--- GIVEN REQUEST ---
Assemble all lines in which the string "копеек" appears.

--- ENTRIES ---

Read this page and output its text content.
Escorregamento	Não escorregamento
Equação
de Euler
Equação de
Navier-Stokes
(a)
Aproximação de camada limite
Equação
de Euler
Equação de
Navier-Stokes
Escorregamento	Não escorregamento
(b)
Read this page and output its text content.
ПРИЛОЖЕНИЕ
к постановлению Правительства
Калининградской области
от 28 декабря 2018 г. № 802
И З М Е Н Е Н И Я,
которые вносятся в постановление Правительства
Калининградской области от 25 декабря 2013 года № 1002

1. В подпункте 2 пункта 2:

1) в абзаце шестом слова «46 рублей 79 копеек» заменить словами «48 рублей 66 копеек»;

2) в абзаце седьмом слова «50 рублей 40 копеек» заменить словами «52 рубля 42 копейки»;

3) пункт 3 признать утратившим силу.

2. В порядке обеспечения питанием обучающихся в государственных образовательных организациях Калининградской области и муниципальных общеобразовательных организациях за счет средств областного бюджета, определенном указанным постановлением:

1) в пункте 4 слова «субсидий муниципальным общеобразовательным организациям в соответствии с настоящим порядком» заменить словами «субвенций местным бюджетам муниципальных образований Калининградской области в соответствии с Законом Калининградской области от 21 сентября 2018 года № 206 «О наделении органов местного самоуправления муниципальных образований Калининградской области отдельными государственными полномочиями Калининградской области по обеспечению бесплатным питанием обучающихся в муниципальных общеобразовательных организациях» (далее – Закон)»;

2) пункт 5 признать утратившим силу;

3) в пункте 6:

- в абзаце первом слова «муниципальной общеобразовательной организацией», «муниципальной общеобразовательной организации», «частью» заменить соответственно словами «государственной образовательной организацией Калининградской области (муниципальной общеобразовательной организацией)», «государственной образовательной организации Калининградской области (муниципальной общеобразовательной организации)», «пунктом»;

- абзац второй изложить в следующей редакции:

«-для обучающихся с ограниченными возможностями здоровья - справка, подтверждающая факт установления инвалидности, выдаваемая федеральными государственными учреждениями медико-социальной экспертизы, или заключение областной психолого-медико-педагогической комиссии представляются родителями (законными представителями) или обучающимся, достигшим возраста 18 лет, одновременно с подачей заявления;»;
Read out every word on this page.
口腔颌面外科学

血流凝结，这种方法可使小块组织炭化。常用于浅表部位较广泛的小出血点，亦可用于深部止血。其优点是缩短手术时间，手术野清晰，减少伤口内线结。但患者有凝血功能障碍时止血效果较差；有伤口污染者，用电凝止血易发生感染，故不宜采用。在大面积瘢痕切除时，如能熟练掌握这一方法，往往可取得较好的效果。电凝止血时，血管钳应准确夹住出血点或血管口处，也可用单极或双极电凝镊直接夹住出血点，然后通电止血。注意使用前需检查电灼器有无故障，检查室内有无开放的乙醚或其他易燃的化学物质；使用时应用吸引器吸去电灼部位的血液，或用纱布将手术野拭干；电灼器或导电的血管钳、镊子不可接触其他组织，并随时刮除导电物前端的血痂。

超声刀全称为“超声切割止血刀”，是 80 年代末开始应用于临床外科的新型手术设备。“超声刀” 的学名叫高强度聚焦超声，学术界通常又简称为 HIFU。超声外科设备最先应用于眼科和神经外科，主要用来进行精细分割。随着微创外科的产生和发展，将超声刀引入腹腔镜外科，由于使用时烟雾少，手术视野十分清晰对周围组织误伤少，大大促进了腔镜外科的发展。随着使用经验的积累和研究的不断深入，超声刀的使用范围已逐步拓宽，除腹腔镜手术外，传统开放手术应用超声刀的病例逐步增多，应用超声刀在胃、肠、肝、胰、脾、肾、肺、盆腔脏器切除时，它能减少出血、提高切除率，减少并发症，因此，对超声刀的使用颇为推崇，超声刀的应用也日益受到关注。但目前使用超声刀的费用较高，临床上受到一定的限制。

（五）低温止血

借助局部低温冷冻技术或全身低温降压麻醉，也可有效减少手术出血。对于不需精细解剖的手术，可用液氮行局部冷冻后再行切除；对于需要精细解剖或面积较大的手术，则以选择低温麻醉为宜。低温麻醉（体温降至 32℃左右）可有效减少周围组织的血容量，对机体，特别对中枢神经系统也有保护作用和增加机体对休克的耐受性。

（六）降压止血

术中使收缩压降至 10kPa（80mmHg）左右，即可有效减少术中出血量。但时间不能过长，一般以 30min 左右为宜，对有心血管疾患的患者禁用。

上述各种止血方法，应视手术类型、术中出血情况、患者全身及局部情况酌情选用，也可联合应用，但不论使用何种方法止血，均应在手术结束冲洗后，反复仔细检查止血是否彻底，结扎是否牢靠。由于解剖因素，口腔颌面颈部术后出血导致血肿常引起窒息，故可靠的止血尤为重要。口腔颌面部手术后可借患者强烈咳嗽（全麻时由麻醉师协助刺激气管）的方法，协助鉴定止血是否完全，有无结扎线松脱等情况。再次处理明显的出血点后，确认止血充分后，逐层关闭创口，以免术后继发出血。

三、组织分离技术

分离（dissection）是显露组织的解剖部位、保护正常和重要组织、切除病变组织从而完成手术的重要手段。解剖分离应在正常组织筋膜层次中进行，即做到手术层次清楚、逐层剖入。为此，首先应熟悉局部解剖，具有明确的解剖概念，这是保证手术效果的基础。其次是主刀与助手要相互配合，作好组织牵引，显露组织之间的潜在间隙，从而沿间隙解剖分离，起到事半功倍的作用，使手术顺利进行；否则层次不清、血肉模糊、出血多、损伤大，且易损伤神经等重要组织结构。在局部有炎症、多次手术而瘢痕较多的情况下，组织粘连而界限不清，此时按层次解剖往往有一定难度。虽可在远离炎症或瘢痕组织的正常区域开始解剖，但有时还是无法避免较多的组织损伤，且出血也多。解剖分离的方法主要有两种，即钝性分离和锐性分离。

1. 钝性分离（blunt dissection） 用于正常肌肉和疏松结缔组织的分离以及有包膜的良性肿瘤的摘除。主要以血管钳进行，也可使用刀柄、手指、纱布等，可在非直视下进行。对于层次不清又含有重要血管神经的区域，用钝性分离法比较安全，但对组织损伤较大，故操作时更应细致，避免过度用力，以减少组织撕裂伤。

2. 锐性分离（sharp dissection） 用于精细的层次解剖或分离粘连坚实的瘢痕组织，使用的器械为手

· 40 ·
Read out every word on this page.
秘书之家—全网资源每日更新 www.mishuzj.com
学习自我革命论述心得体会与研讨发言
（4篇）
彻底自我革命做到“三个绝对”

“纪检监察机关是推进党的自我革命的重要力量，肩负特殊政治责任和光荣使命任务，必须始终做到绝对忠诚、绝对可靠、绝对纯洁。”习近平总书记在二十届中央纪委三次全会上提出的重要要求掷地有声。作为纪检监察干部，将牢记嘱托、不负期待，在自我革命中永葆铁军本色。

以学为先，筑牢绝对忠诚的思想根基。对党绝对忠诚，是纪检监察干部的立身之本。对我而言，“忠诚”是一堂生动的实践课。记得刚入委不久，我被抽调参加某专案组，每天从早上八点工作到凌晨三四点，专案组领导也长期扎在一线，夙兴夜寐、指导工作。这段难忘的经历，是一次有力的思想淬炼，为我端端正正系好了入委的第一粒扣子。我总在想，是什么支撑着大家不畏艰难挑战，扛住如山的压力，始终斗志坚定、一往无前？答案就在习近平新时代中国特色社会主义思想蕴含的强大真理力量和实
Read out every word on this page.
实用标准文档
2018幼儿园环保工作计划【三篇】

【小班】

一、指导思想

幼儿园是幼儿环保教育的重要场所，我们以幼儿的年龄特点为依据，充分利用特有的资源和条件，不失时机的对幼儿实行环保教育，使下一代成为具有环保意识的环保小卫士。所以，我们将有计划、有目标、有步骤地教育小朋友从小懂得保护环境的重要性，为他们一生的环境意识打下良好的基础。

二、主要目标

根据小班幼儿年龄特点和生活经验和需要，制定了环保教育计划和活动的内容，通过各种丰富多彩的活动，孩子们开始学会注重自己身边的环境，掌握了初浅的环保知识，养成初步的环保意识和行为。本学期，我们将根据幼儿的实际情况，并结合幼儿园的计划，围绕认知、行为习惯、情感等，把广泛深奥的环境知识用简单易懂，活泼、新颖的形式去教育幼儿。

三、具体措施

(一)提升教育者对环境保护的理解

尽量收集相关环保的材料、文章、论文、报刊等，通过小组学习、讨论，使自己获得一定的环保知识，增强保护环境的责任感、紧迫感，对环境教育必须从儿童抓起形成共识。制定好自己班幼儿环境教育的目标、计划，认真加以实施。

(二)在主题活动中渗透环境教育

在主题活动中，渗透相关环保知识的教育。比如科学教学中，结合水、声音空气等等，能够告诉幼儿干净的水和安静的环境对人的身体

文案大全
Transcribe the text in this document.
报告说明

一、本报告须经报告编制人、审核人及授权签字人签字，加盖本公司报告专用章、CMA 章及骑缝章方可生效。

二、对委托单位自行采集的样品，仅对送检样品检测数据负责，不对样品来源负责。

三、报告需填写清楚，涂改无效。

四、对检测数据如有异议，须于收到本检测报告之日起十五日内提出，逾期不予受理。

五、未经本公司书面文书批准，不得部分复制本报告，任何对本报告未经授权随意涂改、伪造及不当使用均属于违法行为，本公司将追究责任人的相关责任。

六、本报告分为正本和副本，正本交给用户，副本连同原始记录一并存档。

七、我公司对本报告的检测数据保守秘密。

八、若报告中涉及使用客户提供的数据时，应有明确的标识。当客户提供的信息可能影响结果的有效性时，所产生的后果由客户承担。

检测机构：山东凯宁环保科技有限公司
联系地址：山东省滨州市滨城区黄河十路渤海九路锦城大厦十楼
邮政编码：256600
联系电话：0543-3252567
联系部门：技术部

--- RESULT OF THIS TASK ---
1) в абзаце шестом слова «46 рублей 79 копеек» заменить словами «48 рублей 66 копеек»;
2) в абзаце седьмом слова «50 рублей 40 копеек» заменить словами «52 рубля 42 копейки»;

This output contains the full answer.